___ AVAILABLE RECORDS

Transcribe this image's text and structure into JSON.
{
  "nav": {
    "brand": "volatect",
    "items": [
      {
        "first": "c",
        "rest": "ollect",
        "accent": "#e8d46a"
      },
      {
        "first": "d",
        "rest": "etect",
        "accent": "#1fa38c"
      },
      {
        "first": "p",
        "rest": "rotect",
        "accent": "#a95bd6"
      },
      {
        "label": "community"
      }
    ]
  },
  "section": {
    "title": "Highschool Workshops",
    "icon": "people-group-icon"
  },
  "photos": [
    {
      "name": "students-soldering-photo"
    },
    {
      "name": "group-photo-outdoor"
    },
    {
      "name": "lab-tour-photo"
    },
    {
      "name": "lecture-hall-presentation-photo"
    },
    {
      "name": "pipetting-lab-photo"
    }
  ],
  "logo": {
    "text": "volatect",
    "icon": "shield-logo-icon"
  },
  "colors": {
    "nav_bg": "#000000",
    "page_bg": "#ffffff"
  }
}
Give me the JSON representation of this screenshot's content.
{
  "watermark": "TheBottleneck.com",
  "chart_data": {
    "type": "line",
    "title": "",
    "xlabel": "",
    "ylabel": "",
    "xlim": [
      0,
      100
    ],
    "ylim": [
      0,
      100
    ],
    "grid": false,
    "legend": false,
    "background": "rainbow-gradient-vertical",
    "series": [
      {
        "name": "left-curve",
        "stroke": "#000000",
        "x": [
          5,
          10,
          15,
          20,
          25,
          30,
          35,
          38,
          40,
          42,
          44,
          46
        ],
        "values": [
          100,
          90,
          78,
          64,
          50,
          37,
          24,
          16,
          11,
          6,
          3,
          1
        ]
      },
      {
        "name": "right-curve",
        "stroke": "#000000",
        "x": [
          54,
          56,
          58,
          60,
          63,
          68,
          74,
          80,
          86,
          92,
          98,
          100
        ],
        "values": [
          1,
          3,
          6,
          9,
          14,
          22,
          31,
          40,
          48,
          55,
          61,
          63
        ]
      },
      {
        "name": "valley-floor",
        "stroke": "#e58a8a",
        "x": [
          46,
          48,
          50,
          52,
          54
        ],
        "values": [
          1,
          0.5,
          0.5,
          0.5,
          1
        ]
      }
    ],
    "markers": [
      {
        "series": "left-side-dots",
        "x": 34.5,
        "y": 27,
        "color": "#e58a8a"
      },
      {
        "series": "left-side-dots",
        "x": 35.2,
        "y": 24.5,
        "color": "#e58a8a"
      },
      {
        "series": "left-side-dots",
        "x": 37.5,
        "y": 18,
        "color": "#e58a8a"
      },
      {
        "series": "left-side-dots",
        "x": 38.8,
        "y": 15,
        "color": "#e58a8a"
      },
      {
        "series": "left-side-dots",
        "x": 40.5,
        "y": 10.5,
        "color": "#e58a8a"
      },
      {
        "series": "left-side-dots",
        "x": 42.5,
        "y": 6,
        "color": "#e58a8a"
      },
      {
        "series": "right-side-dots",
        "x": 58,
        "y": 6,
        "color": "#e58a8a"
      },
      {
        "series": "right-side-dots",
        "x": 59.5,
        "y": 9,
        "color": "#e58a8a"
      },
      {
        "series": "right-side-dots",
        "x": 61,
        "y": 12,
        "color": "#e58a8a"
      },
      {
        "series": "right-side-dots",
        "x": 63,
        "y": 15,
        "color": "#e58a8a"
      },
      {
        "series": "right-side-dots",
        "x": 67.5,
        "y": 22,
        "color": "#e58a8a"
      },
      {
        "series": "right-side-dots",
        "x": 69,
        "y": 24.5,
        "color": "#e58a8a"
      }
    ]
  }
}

______

EXERCISE: Can you reproduce all the material exactly?

FULL SOLUTION:
Transcribe this image's text and structure into JSON.
{
  "nav": {
    "brand": "volatect",
    "items": [
      {
        "first": "c",
        "rest": "ollect",
        "accent": "#e8d46a"
      },
      {
        "first": "d",
        "rest": "etect",
        "accent": "#1fa38c"
      },
      {
        "first": "p",
        "rest": "rotect",
        "accent": "#a95bd6"
      },
      {
        "label": "community"
      }
    ]
  },
  "section": {
    "title": "Highschool Workshops",
    "icon": "people-group-icon"
  },
  "photos": [
    {
      "name": "students-soldering-photo"
    },
    {
      "name": "group-photo-outdoor"
    },
    {
      "name": "lab-tour-photo"
    },
    {
      "name": "lecture-hall-presentation-photo"
    },
    {
      "name": "pipetting-lab-photo"
    }
  ],
  "logo": {
    "text": "volatect",
    "icon": "shield-logo-icon"
  },
  "colors": {
    "nav_bg": "#000000",
    "page_bg": "#ffffff"
  }
}
Give me the JSON representation of this screenshot's content.
{
  "watermark": "TheBottleneck.com",
  "chart_data": {
    "type": "line",
    "title": "",
    "xlabel": "",
    "ylabel": "",
    "xlim": [
      0,
      100
    ],
    "ylim": [
      0,
      100
    ],
    "grid": false,
    "legend": false,
    "background": "rainbow-gradient-vertical",
    "series": [
      {
        "name": "left-curve",
        "stroke": "#000000",
        "x": [
          5,
          10,
          15,
          20,
          25,
          30,
          35,
          38,
          40,
          42,
          44,
          46
        ],
        "values": [
          100,
          90,
          78,
          64,
          50,
          37,
          24,
          16,
          11,
          6,
          3,
          1
        ]
      },
      {
        "name": "right-curve",
        "stroke": "#000000",
        "x": [
          54,
          56,
          58,
          60,
          63,
          68,
          74,
          80,
          86,
          92,
          98,
          100
        ],
        "values": [
          1,
          3,
          6,
          9,
          14,
          22,
          31,
          40,
          48,
          55,
          61,
          63
        ]
      },
      {
        "name": "valley-floor",
        "stroke": "#e58a8a",
        "x": [
          46,
          48,
          50,
          52,
          54
        ],
        "values": [
          1,
          0.5,
          0.5,
          0.5,
          1
        ]
      }
    ],
    "markers": [
      {
        "series": "left-side-dots",
        "x": 34.5,
        "y": 27,
        "color": "#e58a8a"
      },
      {
        "series": "left-side-dots",
        "x": 35.2,
        "y": 24.5,
        "color": "#e58a8a"
      },
      {
        "series": "left-side-dots",
        "x": 37.5,
        "y": 18,
        "color": "#e58a8a"
      },
      {
        "series": "left-side-dots",
        "x": 38.8,
        "y": 15,
        "color": "#e58a8a"
      },
      {
        "series": "left-side-dots",
        "x": 40.5,
        "y": 10.5,
        "color": "#e58a8a"
      },
      {
        "series": "left-side-dots",
        "x": 42.5,
        "y": 6,
        "color": "#e58a8a"
      },
      {
        "series": "right-side-dots",
        "x": 58,
        "y": 6,
        "color": "#e58a8a"
      },
      {
        "series": "right-side-dots",
        "x": 59.5,
        "y": 9,
        "color": "#e58a8a"
      },
      {
        "series": "right-side-dots",
        "x": 61,
        "y": 12,
        "color": "#e58a8a"
      },
      {
        "series": "right-side-dots",
        "x": 63,
        "y": 15,
        "color": "#e58a8a"
      },
      {
        "series": "right-side-dots",
        "x": 67.5,
        "y": 22,
        "color": "#e58a8a"
      },
      {
        "series": "right-side-dots",
        "x": 69,
        "y": 24.5,
        "color": "#e58a8a"
      }
    ]
  }
}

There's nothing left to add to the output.